What the task requires: Copy, from the entries below, each line in which the string "fraction" appears.
□ □ □ □ □
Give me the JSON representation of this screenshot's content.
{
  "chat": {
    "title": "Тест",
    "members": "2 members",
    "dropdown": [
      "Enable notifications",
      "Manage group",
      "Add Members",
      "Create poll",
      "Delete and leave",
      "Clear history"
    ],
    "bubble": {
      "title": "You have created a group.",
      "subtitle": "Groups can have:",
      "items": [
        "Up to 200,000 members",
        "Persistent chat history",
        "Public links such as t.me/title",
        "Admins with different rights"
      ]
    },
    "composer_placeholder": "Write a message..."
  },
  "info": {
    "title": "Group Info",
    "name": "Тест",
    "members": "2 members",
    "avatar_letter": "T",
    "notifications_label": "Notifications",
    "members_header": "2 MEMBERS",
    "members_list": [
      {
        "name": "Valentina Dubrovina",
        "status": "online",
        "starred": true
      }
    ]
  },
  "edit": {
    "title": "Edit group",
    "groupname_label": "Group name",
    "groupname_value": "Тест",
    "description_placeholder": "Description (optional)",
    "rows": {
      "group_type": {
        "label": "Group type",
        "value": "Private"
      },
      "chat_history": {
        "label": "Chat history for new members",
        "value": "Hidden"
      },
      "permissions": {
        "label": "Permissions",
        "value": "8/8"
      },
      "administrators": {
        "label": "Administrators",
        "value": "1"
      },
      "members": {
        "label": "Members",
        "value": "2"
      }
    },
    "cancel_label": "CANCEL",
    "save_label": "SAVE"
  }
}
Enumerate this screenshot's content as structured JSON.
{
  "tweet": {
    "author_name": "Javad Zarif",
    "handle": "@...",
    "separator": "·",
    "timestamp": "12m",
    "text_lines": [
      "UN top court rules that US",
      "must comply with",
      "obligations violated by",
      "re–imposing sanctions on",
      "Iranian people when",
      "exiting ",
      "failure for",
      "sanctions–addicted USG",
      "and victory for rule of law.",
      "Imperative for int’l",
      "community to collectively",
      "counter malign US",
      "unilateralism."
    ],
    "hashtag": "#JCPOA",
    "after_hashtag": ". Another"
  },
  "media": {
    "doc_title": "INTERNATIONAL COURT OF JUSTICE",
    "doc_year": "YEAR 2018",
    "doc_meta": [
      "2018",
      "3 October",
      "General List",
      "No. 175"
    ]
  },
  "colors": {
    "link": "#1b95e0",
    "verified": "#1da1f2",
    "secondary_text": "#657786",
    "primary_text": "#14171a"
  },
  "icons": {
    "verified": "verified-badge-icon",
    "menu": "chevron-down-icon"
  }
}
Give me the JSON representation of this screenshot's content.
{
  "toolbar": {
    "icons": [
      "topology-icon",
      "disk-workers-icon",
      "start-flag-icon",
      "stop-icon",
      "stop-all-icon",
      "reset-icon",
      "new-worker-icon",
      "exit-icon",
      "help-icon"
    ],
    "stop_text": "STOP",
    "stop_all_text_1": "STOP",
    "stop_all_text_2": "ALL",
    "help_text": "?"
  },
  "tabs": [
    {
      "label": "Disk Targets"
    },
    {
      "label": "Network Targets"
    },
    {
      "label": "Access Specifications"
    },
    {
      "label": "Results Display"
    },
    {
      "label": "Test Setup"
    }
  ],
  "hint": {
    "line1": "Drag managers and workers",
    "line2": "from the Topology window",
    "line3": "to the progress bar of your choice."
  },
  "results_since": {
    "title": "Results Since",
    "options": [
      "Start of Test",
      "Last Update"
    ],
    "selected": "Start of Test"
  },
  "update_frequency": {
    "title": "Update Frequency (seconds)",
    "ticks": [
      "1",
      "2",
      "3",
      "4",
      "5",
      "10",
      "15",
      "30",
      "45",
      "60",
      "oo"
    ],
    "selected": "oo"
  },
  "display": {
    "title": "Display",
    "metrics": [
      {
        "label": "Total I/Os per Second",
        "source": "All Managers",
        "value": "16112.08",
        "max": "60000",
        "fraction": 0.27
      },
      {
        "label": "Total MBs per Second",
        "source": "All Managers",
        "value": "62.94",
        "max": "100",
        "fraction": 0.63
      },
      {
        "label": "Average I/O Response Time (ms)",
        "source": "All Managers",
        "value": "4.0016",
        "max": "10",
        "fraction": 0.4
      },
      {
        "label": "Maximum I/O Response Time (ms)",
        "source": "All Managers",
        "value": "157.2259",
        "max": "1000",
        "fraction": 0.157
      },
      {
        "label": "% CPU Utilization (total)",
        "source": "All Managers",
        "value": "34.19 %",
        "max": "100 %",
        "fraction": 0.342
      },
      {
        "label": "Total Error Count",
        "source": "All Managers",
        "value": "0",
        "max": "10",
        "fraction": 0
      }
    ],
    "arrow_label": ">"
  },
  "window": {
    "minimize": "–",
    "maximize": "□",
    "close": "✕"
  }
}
□ □ □ □ □
Response to this exercise:
        "fraction": 0.27
        "fraction": 0.63
        "fraction": 0.4
        "fraction": 0.157
        "fraction": 0.342
        "fraction": 0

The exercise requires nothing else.